** AIM OF THE TASK **
Set the listing down again in full, word for word, with the pictures left out.

(Dataset items)
= = = = =

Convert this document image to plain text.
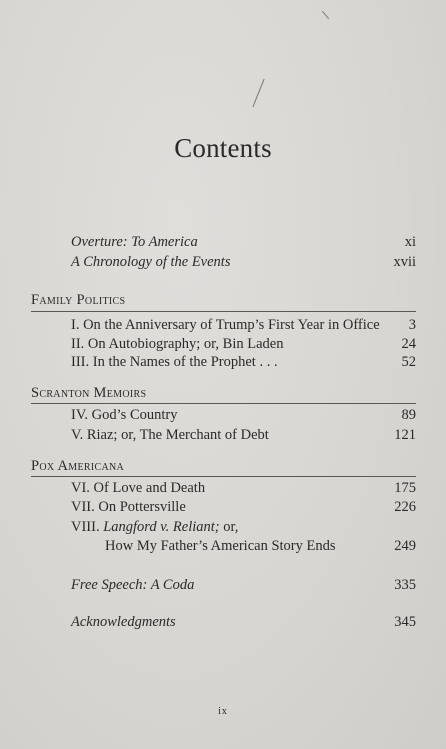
Contents
Overture: To America	xi
A Chronology of the Events	xvii
Family Politics
I. On the Anniversary of Trump’s First Year in Office 3
II. On Autobiography; or, Bin Laden	24
III. In the Names of the Prophet . . .	52
Scranton Memoirs
IV. God’s Country	89
V. Riaz; or, The Merchant of Debt	121
Pox Americana
VI. Of Love and Death	175
VII. On Pottersville	226
VIII. Langford v. Reliant; or,
How My Father’s American Story Ends	249
Free Speech: A Coda	335
Acknowledgments	345
ix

= = = = =

** THE COMPLETED TASK **
Convert this document image to plain text.
Contents
Overture: To America	xi
A Chronology of the Events	xvii
Family Politics
I. On the Anniversary of Trump’s First Year in Office 3
II. On Autobiography; or, Bin Laden	24
III. In the Names of the Prophet . . .	52
Scranton Memoirs
IV. God’s Country	89
V. Riaz; or, The Merchant of Debt	121
Pox Americana
VI. Of Love and Death	175
VII. On Pottersville	226
VIII. Langford v. Reliant; or,
How My Father’s American Story Ends	249
Free Speech: A Coda	335
Acknowledgments	345
ix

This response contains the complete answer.